Dataset extract:
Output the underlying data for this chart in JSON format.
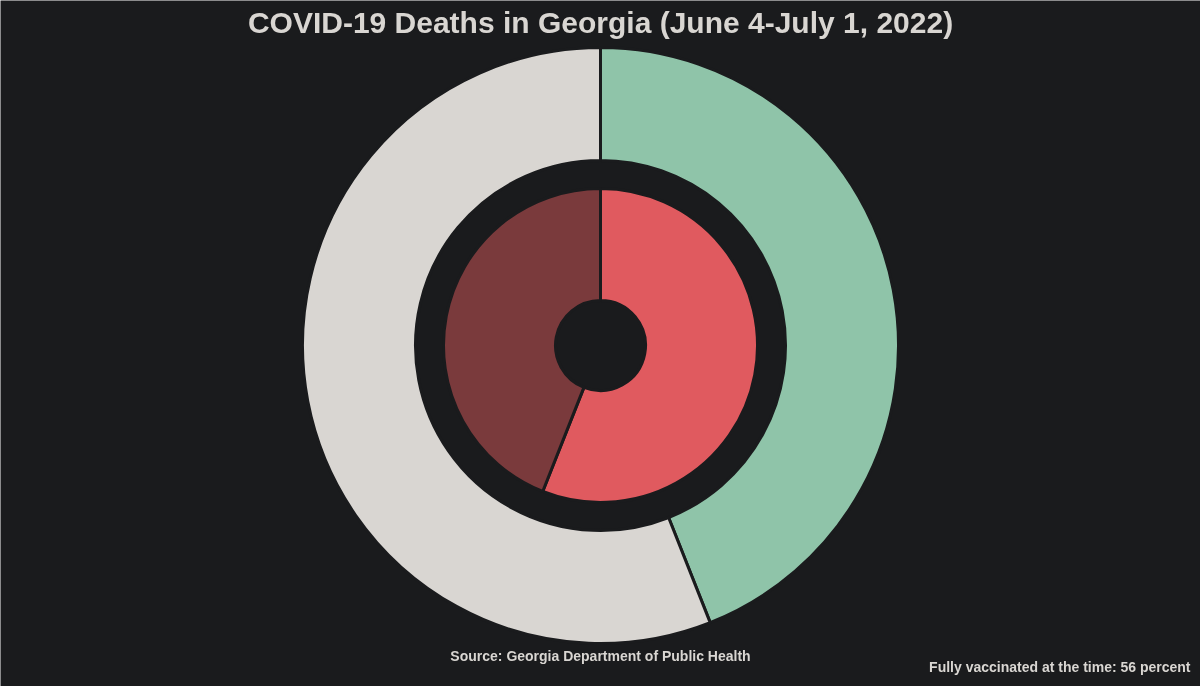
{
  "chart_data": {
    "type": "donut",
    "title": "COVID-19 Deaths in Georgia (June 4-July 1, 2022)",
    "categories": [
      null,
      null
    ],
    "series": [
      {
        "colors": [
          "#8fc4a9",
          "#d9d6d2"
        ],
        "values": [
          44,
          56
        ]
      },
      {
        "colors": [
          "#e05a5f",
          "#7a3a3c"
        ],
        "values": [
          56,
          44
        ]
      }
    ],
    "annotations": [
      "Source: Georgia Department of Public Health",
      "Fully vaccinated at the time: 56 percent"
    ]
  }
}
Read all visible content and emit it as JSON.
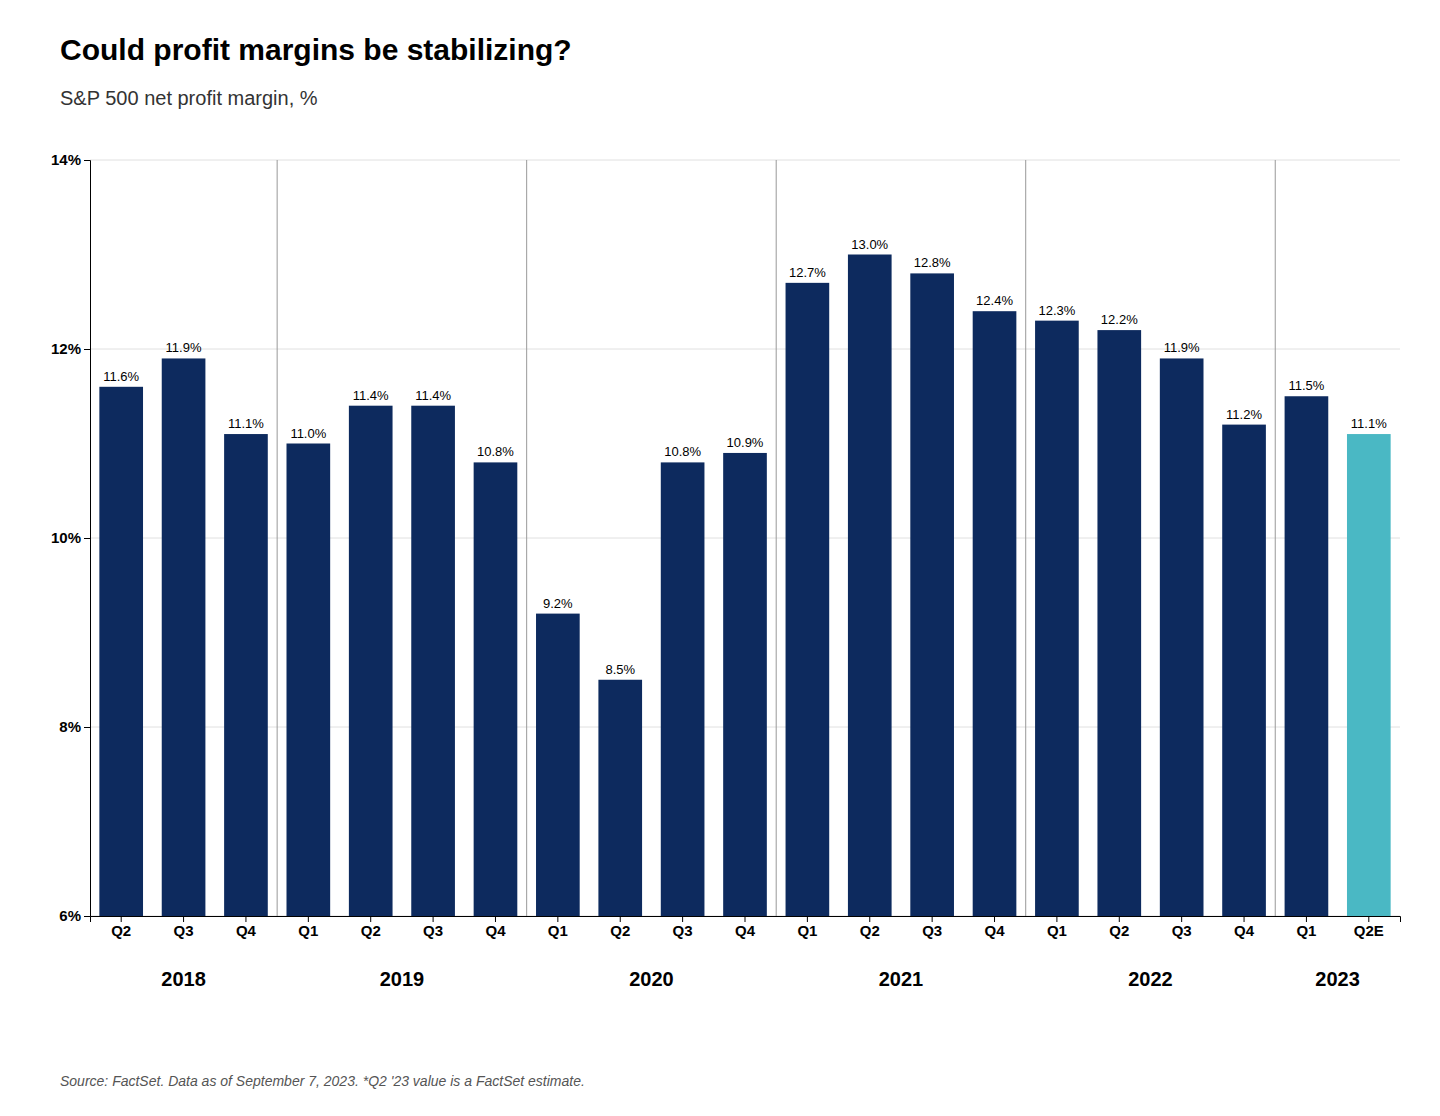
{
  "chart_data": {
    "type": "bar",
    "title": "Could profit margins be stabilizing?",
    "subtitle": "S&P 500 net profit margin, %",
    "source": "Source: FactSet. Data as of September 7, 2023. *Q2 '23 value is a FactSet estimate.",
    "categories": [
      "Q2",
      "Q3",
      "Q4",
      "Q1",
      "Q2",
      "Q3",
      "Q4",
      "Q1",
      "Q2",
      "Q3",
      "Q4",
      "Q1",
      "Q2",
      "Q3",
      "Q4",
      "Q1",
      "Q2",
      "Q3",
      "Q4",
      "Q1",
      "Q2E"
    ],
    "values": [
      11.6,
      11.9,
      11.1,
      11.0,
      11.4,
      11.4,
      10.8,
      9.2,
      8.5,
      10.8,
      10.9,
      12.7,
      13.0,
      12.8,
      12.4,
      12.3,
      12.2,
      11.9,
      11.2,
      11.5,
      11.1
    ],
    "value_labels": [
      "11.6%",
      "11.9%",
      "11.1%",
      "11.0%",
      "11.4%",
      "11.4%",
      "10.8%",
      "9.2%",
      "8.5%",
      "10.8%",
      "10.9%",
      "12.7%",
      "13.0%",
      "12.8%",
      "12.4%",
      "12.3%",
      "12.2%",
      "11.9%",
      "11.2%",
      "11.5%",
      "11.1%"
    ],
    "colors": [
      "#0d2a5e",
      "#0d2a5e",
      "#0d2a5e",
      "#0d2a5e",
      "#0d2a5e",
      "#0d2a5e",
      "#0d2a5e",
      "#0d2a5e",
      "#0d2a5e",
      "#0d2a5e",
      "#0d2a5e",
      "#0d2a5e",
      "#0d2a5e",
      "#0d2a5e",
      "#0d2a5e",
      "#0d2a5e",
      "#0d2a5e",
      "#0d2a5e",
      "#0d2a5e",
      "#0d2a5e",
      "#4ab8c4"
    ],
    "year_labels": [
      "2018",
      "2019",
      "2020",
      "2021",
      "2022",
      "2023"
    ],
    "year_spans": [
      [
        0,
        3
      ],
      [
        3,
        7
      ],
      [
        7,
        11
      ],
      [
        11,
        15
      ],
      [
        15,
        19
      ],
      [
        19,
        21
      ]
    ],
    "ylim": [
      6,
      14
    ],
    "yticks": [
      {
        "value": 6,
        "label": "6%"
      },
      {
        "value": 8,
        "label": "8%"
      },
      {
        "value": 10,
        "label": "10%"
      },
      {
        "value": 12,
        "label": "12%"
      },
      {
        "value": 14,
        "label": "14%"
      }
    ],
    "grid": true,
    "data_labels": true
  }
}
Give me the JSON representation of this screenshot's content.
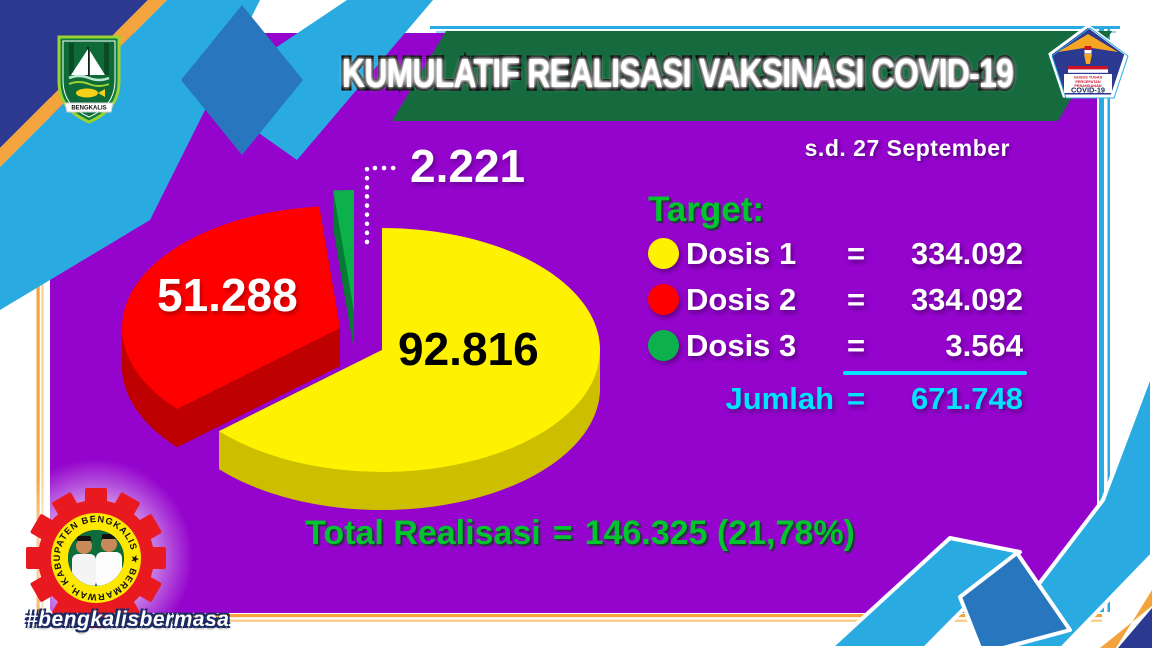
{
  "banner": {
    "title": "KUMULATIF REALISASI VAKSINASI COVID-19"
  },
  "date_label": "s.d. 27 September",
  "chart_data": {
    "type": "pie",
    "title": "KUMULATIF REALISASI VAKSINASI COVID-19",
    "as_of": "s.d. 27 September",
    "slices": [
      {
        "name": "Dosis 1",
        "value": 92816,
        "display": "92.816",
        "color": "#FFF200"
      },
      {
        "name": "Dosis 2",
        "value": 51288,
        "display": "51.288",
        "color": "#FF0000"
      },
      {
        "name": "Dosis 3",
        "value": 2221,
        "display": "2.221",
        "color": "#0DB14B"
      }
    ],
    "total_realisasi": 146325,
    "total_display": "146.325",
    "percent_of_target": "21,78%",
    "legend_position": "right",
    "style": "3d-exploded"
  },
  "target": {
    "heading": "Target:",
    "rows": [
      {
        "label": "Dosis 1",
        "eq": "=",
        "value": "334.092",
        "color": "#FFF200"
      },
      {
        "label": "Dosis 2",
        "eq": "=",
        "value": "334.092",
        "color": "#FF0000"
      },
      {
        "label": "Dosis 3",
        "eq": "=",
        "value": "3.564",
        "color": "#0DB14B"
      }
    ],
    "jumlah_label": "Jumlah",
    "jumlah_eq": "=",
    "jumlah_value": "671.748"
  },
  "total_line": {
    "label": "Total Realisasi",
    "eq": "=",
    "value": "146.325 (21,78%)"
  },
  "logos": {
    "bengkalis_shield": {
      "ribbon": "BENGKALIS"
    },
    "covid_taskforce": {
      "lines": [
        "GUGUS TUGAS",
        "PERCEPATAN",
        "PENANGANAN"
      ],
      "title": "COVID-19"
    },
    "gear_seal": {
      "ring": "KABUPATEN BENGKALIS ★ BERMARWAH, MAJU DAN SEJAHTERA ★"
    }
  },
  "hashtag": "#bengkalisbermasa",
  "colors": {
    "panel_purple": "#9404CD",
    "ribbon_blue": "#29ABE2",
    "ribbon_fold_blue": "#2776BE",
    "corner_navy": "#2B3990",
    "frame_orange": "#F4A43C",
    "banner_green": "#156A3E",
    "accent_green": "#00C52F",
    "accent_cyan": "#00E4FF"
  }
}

Given request: Report the number of lines of the listing above that hold the string "name", with no other text.

Expected answer: 3